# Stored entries

--- start ---

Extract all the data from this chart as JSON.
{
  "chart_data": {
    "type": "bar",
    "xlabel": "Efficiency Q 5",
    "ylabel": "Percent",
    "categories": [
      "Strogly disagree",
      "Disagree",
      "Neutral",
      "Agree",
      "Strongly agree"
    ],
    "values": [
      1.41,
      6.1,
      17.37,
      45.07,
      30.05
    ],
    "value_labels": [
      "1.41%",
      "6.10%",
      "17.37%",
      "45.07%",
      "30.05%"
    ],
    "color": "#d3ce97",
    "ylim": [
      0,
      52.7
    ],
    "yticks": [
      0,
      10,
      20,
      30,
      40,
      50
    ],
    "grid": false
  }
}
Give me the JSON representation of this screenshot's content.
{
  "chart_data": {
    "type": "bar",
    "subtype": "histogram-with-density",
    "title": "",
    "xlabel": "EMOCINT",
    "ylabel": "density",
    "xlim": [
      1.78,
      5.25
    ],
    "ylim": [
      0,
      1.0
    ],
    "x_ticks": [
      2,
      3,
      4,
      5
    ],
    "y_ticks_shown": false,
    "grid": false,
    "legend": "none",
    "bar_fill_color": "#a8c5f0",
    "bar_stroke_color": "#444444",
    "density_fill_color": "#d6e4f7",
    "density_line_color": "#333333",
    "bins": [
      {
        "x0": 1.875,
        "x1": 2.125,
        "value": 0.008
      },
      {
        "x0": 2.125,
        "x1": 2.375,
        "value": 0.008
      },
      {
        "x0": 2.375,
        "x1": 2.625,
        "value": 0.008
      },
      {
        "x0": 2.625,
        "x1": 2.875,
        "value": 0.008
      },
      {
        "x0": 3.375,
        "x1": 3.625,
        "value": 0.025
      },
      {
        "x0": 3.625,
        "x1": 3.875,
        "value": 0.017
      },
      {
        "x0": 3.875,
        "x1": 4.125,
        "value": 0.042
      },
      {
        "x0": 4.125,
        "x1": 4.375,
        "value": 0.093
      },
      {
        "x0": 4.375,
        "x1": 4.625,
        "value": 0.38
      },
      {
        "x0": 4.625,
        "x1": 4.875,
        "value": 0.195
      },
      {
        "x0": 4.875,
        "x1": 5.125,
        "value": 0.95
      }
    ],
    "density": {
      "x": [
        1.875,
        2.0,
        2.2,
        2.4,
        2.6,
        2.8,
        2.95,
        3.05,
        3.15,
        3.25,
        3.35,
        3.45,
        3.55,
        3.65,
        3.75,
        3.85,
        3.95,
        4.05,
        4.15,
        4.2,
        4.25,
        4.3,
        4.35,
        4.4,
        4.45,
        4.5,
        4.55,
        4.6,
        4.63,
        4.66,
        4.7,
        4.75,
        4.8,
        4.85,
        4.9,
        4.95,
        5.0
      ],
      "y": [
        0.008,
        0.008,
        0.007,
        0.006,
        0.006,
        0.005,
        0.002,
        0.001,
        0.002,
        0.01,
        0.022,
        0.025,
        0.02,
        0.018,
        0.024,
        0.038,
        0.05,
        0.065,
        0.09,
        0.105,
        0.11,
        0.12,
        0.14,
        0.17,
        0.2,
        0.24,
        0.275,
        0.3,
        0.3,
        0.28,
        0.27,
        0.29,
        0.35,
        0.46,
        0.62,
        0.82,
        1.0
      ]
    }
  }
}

--- end ---

# What you will do
Search the entries for the string "xlabel" and collect each line that has it.

# Final answer
    "xlabel": "Efficiency Q 5",
    "xlabel": "EMOCINT",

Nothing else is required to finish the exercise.